■ Work required
Please transcribe every line of the items below word for word, leaving out the pictures.

■ Exercise input
· · · · ·

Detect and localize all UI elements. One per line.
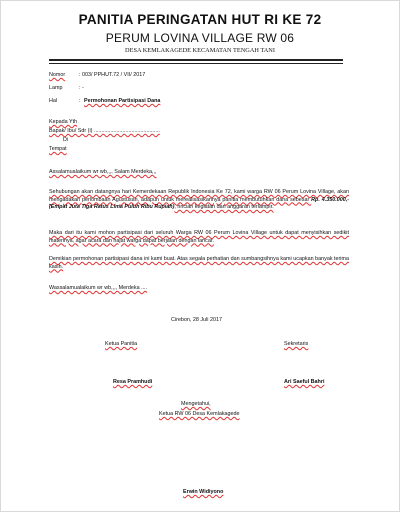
- nomor-label: Nomor: [49, 72, 66, 78]
- right-name: Ari Saeful Bahri: [284, 379, 325, 385]
- paragraph-3-text: Demikian permohonan partisipasi dana ini kami buat. Atas segala perhatian dan sumbangsihnya kami ucapkan banyak terima kasih.: [49, 256, 349, 270]
- paragraph-2: [49, 230, 349, 245]
- recipient-line: Bapak/ Ibu/ Sdr (i) ............................................: [49, 128, 160, 134]
- paragraph-2-text: Maka dari itu kami mohon partisipasi dari seluruh Warga RW 06 Perum Lovina Village untuk dapat menyisihkan sedikit materinya, agar acara dan hajat warga dapat berjalan dengan lancar.: [49, 230, 349, 244]
- left-role: Ketua Panitia: [105, 341, 138, 347]
- paragraph-1-amount: Rp. 4.350.000,- (Empat Juta Tiga Ratus Lima Puluh Ribu Rupiah): [49, 196, 349, 211]
- approve-label: Mengetahui,: [181, 401, 211, 407]
- closing: Wassalamualaikum wr wb,,,, Merdeka ....: [49, 285, 148, 291]
- greeting: Assalamualaikum wr wb,,,, Salam Merdeka,,,: [49, 169, 157, 175]
- letter-title: PANITIA PERINGATAN HUT RI KE 72: [78, 12, 322, 27]
- di-label: Di: [63, 137, 69, 143]
- paragraph-1-text-b: , rincian kegiatan dan anggaran terlampir.: [174, 204, 274, 211]
- right-role: Sekretaris: [284, 341, 309, 347]
- nomor-value: : 003/ PPHUT.72 / VII/ 2017: [79, 72, 146, 78]
- approve-role: Ketua RW 06 Desa Kemlakagede: [159, 411, 240, 417]
- letter-address: DESA KEMLAKAGEDE KECAMATAN TENGAH TANI: [125, 47, 275, 54]
- letter-subtitle: PERUM LOVINA VILLAGE RW 06: [105, 31, 295, 45]
- paragraph-3: [49, 256, 349, 271]
- paragraph-1-text-a: Sehubungan akan datangnya hari Kemerdekaan Republik Indonesia Ke 72, kami warga RW 06 Perum Lovina Village, akan mengadakan perlombaan Agustusan, adapun untuk merealisasikannya panitia membutuhkan dana sebesar: [49, 189, 349, 203]
- lamp-value: : -: [79, 85, 84, 91]
- hal-subject: Permohonan Partisipasi Dana: [84, 98, 161, 104]
- paragraph-1: [49, 189, 349, 212]
- hal-value: :: [79, 98, 81, 104]
- place-date: Cirebon, 28 Juli 2017: [171, 317, 222, 323]
- header-rule-thin: [49, 63, 343, 64]
- approve-name: Erwin Widiyono: [183, 489, 224, 495]
- header-rule-thick: [49, 59, 343, 61]
- lamp-label: Lamp: [49, 85, 63, 91]
- kepada-yth: Kepada Yth: [49, 119, 78, 125]
- tempat-label: Tempat: [49, 146, 67, 152]
- hal-label: Hal: [49, 98, 58, 104]
- left-name: Resa Pramhudi: [113, 379, 153, 385]
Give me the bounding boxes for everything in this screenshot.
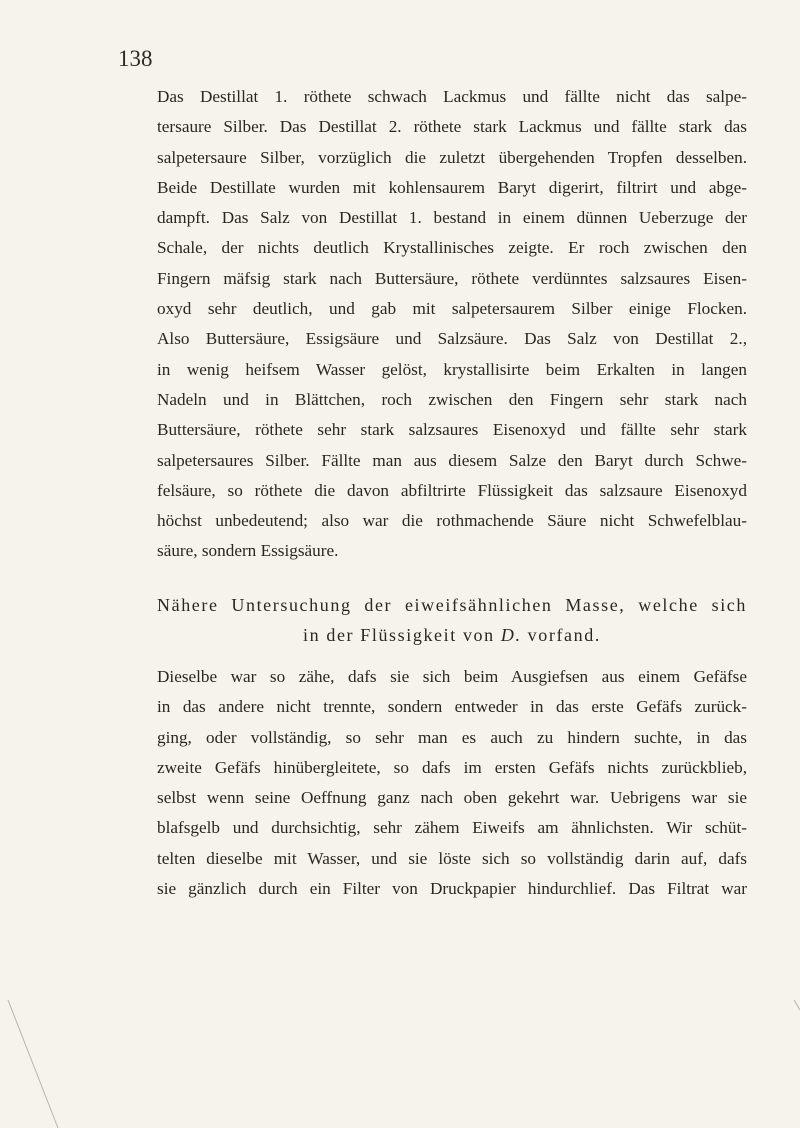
fold-mark-right <box>794 1000 800 1010</box>
text-line: Fingern mäfsig stark nach Buttersäure, röthete verdünntes salzsaures Eisen- <box>157 268 747 288</box>
text-line: Beide Destillate wurden mit kohlensaurem Baryt digerirt, filtrirt und abge- <box>157 177 747 197</box>
text-line: höchst unbedeutend; also war die rothmachende Säure nicht Schwefelblau- <box>157 511 747 531</box>
page-number: 138 <box>118 46 153 71</box>
text-line: salpetersaure Silber, vorzüglich die zuletzt übergehenden Tropfen desselben. <box>157 147 747 167</box>
heading-line-1: Nähere Untersuchung der eiweifsähnlichen Masse, welche sich <box>157 595 747 615</box>
text-line: Das Destillat 1. röthete schwach Lackmus und fällte nicht das salpe- <box>157 87 747 106</box>
text-line: sie gänzlich durch ein Filter von Druckpapier hindurchlief. Das Filtrat war <box>157 879 747 899</box>
text-line: telten dieselbe mit Wasser, und sie löste sich so vollständig darin auf, dafs <box>157 848 747 868</box>
text-line: in wenig heifsem Wasser gelöst, krystallisirte beim Erkalten in langen <box>157 359 747 379</box>
text-line: oxyd sehr deutlich, und gab mit salpetersaurem Silber einige Flocken. <box>157 299 747 319</box>
text-line: tersaure Silber. Das Destillat 2. röthete stark Lackmus und fällte stark das <box>157 117 747 137</box>
text-line: blafsgelb und durchsichtig, sehr zähem Eiweifs am ähnlichsten. Wir schüt- <box>157 818 747 838</box>
fold-mark-left <box>8 1000 58 1128</box>
text-line: in das andere nicht trennte, sondern entweder in das erste Gefäfs zurück- <box>157 697 747 717</box>
text-line: Nadeln und in Blättchen, roch zwischen den Fingern sehr stark nach <box>157 389 747 409</box>
text-line: zweite Gefäfs hinübergleitete, so dafs im ersten Gefäfs nichts zurückblieb, <box>157 757 747 777</box>
text-line: ging, oder vollständig, so sehr man es auch zu hindern suchte, in das <box>157 727 747 747</box>
text-line: dampft. Das Salz von Destillat 1. bestand in einem dünnen Ueberzuge der <box>157 208 747 228</box>
paragraph-distillate-analysis <box>157 82 747 567</box>
text-line: Also Buttersäure, Essigsäure und Salzsäure. Das Salz von Destillat 2., <box>157 329 747 349</box>
heading-line-2-prefix: in der Flüssigkeit von <box>303 625 501 645</box>
section-heading <box>157 590 747 650</box>
heading-line-2-suffix: vorfand. <box>521 625 601 645</box>
text-line: Dieselbe war so zähe, dafs sie sich beim Ausgiefsen aus einem Gefäfse <box>157 667 747 686</box>
heading-letter-d: D. <box>500 625 522 645</box>
text-line: Schale, der nichts deutlich Krystallinisches zeigte. Er roch zwischen den <box>157 238 747 258</box>
text-line: salpetersaures Silber. Fällte man aus diesem Salze den Baryt durch Schwe- <box>157 450 747 470</box>
heading-line-2 <box>157 620 747 650</box>
text-line: selbst wenn seine Oeffnung ganz nach oben gekehrt war. Uebrigens war sie <box>157 788 747 808</box>
text-line: Buttersäure, röthete sehr stark salzsaures Eisenoxyd und fällte sehr stark <box>157 420 747 440</box>
text-line: säure, sondern Essigsäure. <box>157 541 339 561</box>
paragraph-viscous-mass <box>157 662 747 904</box>
text-line: felsäure, so röthete die davon abfiltrirte Flüssigkeit das salzsaure Eisenoxyd <box>157 480 747 500</box>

· · · · ·

■ Response to this exercise
Detect and localize all UI elements. One per line.
- nomor-label: Nomor: [49, 72, 66, 78]
- right-name: Ari Saeful Bahri: [284, 379, 325, 385]
- paragraph-3-text: Demikian permohonan partisipasi dana ini kami buat. Atas segala perhatian dan sumbangsihnya kami ucapkan banyak terima kasih.: [49, 256, 349, 270]
- paragraph-2: [49, 230, 349, 245]
- recipient-line: Bapak/ Ibu/ Sdr (i) ............................................: [49, 128, 160, 134]
- paragraph-2-text: Maka dari itu kami mohon partisipasi dari seluruh Warga RW 06 Perum Lovina Village untuk dapat menyisihkan sedikit materinya, agar acara dan hajat warga dapat berjalan dengan lancar.: [49, 230, 349, 244]
- left-role: Ketua Panitia: [105, 341, 138, 347]
- paragraph-1-amount: Rp. 4.350.000,- (Empat Juta Tiga Ratus Lima Puluh Ribu Rupiah): [49, 196, 349, 211]
- approve-label: Mengetahui,: [181, 401, 211, 407]
- closing: Wassalamualaikum wr wb,,,, Merdeka ....: [49, 285, 148, 291]
- greeting: Assalamualaikum wr wb,,,, Salam Merdeka,,,: [49, 169, 157, 175]
- letter-title: PANITIA PERINGATAN HUT RI KE 72: [78, 12, 322, 27]
- di-label: Di: [63, 137, 69, 143]
- paragraph-1-text-b: , rincian kegiatan dan anggaran terlampir.: [174, 204, 274, 211]
- right-role: Sekretaris: [284, 341, 309, 347]
- nomor-value: : 003/ PPHUT.72 / VII/ 2017: [79, 72, 146, 78]
- approve-role: Ketua RW 06 Desa Kemlakagede: [159, 411, 240, 417]
- letter-address: DESA KEMLAKAGEDE KECAMATAN TENGAH TANI: [125, 47, 275, 54]
- letter-subtitle: PERUM LOVINA VILLAGE RW 06: [105, 31, 295, 45]
- paragraph-3: [49, 256, 349, 271]
- paragraph-1-text-a: Sehubungan akan datangnya hari Kemerdekaan Republik Indonesia Ke 72, kami warga RW 06 Perum Lovina Village, akan mengadakan perlombaan Agustusan, adapun untuk merealisasikannya panitia membutuhkan dana sebesar: [49, 189, 349, 203]
- lamp-value: : -: [79, 85, 84, 91]
- hal-subject: Permohonan Partisipasi Dana: [84, 98, 161, 104]
- paragraph-1: [49, 189, 349, 212]
- hal-value: :: [79, 98, 81, 104]
- place-date: Cirebon, 28 Juli 2017: [171, 317, 222, 323]
- header-rule-thin: [49, 63, 343, 64]
- approve-name: Erwin Widiyono: [183, 489, 224, 495]
- header-rule-thick: [49, 59, 343, 61]
- lamp-label: Lamp: [49, 85, 63, 91]
- kepada-yth: Kepada Yth: [49, 119, 78, 125]
- tempat-label: Tempat: [49, 146, 67, 152]
- hal-label: Hal: [49, 98, 58, 104]
- left-name: Resa Pramhudi: [113, 379, 153, 385]
Give me the bounding boxes for everything in this screenshot.
fold-mark-right <box>794 1000 800 1010</box>
text-line: Fingern mäfsig stark nach Buttersäure, röthete verdünntes salzsaures Eisen- <box>157 268 747 288</box>
text-line: Beide Destillate wurden mit kohlensaurem Baryt digerirt, filtrirt und abge- <box>157 177 747 197</box>
text-line: höchst unbedeutend; also war die rothmachende Säure nicht Schwefelblau- <box>157 511 747 531</box>
page-number: 138 <box>118 46 153 71</box>
text-line: salpetersaure Silber, vorzüglich die zuletzt übergehenden Tropfen desselben. <box>157 147 747 167</box>
heading-line-1: Nähere Untersuchung der eiweifsähnlichen Masse, welche sich <box>157 595 747 615</box>
text-line: Das Destillat 1. röthete schwach Lackmus und fällte nicht das salpe- <box>157 87 747 106</box>
text-line: sie gänzlich durch ein Filter von Druckpapier hindurchlief. Das Filtrat war <box>157 879 747 899</box>
text-line: telten dieselbe mit Wasser, und sie löste sich so vollständig darin auf, dafs <box>157 848 747 868</box>
text-line: in wenig heifsem Wasser gelöst, krystallisirte beim Erkalten in langen <box>157 359 747 379</box>
text-line: oxyd sehr deutlich, und gab mit salpetersaurem Silber einige Flocken. <box>157 299 747 319</box>
text-line: tersaure Silber. Das Destillat 2. röthete stark Lackmus und fällte stark das <box>157 117 747 137</box>
text-line: blafsgelb und durchsichtig, sehr zähem Eiweifs am ähnlichsten. Wir schüt- <box>157 818 747 838</box>
fold-mark-left <box>8 1000 58 1128</box>
text-line: in das andere nicht trennte, sondern entweder in das erste Gefäfs zurück- <box>157 697 747 717</box>
text-line: Nadeln und in Blättchen, roch zwischen den Fingern sehr stark nach <box>157 389 747 409</box>
text-line: zweite Gefäfs hinübergleitete, so dafs im ersten Gefäfs nichts zurückblieb, <box>157 757 747 777</box>
text-line: ging, oder vollständig, so sehr man es auch zu hindern suchte, in das <box>157 727 747 747</box>
text-line: dampft. Das Salz von Destillat 1. bestand in einem dünnen Ueberzuge der <box>157 208 747 228</box>
paragraph-distillate-analysis <box>157 82 747 567</box>
text-line: Also Buttersäure, Essigsäure und Salzsäure. Das Salz von Destillat 2., <box>157 329 747 349</box>
heading-line-2-prefix: in der Flüssigkeit von <box>303 625 501 645</box>
section-heading <box>157 590 747 650</box>
heading-line-2-suffix: vorfand. <box>521 625 601 645</box>
text-line: Dieselbe war so zähe, dafs sie sich beim Ausgiefsen aus einem Gefäfse <box>157 667 747 686</box>
heading-letter-d: D. <box>500 625 522 645</box>
text-line: Schale, der nichts deutlich Krystallinisches zeigte. Er roch zwischen den <box>157 238 747 258</box>
text-line: salpetersaures Silber. Fällte man aus diesem Salze den Baryt durch Schwe- <box>157 450 747 470</box>
heading-line-2 <box>157 620 747 650</box>
text-line: selbst wenn seine Oeffnung ganz nach oben gekehrt war. Uebrigens war sie <box>157 788 747 808</box>
text-line: Buttersäure, röthete sehr stark salzsaures Eisenoxyd und fällte sehr stark <box>157 420 747 440</box>
text-line: säure, sondern Essigsäure. <box>157 541 339 561</box>
paragraph-viscous-mass <box>157 662 747 904</box>
text-line: felsäure, so röthete die davon abfiltrirte Flüssigkeit das salzsaure Eisenoxyd <box>157 480 747 500</box>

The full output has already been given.